Problem to work on:
From the entries below, pick out and copy every line that contains the word "each". Matching is case-sensitive.
◇ ◇ ◇ ◇ ◇
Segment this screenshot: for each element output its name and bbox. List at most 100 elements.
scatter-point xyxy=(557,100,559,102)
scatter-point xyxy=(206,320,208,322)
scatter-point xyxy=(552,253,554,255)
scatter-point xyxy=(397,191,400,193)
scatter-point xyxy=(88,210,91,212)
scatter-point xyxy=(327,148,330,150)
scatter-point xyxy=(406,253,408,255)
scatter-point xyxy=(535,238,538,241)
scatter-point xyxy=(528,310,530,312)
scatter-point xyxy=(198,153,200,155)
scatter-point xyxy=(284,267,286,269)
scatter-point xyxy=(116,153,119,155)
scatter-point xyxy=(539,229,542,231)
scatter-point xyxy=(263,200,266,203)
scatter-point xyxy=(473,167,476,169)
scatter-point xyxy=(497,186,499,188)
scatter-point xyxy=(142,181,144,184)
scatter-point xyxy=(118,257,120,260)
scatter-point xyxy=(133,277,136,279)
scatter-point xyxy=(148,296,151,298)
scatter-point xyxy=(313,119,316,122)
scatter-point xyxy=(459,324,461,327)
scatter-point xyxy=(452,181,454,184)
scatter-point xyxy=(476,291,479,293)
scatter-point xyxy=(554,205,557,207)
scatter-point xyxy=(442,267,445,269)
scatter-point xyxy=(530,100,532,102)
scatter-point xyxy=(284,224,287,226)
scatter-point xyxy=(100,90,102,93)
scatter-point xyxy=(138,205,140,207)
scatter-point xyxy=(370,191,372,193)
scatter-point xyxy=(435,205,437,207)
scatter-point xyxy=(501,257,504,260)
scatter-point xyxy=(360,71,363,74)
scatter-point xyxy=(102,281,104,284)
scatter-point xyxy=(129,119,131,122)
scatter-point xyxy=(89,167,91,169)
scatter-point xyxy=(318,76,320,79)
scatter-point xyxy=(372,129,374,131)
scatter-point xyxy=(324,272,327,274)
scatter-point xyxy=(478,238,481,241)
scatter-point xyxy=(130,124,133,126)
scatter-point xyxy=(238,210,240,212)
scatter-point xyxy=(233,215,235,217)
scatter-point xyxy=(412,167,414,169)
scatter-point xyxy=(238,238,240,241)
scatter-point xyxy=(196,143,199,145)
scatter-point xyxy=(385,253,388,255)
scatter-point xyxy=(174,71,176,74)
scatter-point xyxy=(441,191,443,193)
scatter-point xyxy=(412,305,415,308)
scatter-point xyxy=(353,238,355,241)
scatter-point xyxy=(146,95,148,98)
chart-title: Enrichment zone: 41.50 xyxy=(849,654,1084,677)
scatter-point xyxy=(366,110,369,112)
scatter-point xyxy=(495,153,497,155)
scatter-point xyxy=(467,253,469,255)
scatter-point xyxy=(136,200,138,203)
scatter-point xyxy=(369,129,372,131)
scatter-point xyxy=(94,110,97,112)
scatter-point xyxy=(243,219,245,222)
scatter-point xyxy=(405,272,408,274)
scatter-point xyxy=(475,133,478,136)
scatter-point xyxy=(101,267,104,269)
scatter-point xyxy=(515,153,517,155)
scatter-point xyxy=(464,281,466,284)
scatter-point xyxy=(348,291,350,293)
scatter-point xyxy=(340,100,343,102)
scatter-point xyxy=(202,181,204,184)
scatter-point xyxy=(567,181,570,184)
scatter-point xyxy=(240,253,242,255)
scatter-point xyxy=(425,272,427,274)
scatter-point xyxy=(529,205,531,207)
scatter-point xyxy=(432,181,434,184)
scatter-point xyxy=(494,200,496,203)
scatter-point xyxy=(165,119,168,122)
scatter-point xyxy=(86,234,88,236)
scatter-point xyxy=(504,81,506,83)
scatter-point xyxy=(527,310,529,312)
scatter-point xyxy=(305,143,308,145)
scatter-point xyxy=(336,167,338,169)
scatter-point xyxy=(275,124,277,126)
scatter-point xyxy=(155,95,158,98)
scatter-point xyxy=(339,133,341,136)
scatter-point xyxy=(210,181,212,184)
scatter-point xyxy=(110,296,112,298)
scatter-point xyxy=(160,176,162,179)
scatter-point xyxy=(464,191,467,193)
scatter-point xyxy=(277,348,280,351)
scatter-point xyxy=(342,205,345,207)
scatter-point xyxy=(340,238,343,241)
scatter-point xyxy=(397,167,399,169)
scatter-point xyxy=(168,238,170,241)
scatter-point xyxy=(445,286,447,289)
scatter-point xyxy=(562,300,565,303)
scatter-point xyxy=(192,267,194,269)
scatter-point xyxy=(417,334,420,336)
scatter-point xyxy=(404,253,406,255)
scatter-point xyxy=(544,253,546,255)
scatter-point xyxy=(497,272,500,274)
◇ ◇ ◇ ◇ ◇
The output:
Segment this screenshot: for each element output its name and bbox. List at most 100 elements.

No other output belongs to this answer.